> Requirement
Present the following data again exactly as it is shown.
start Listing
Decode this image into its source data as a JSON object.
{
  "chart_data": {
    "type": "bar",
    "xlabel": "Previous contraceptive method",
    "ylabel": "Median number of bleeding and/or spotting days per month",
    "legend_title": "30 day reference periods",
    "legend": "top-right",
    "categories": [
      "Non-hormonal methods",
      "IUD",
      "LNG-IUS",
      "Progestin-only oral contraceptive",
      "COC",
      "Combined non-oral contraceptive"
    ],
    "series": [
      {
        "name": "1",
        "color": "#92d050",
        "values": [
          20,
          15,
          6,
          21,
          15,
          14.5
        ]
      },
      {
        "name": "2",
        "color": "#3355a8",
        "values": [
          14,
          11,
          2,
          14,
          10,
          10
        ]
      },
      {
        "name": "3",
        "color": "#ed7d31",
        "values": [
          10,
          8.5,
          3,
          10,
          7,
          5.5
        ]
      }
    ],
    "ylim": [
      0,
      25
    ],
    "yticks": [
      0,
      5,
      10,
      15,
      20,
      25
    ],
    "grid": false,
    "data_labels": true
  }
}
end Listing
> Exercise result
Decode this image into its source data as a JSON object.
{
  "chart_data": {
    "type": "bar",
    "xlabel": "Previous contraceptive method",
    "ylabel": "Median number of bleeding and/or spotting days per month",
    "legend_title": "30 day reference periods",
    "legend": "top-right",
    "categories": [
      "Non-hormonal methods",
      "IUD",
      "LNG-IUS",
      "Progestin-only oral contraceptive",
      "COC",
      "Combined non-oral contraceptive"
    ],
    "series": [
      {
        "name": "1",
        "color": "#92d050",
        "values": [
          20,
          15,
          6,
          21,
          15,
          14.5
        ]
      },
      {
        "name": "2",
        "color": "#3355a8",
        "values": [
          14,
          11,
          2,
          14,
          10,
          10
        ]
      },
      {
        "name": "3",
        "color": "#ed7d31",
        "values": [
          10,
          8.5,
          3,
          10,
          7,
          5.5
        ]
      }
    ],
    "ylim": [
      0,
      25
    ],
    "yticks": [
      0,
      5,
      10,
      15,
      20,
      25
    ],
    "grid": false,
    "data_labels": true
  }
}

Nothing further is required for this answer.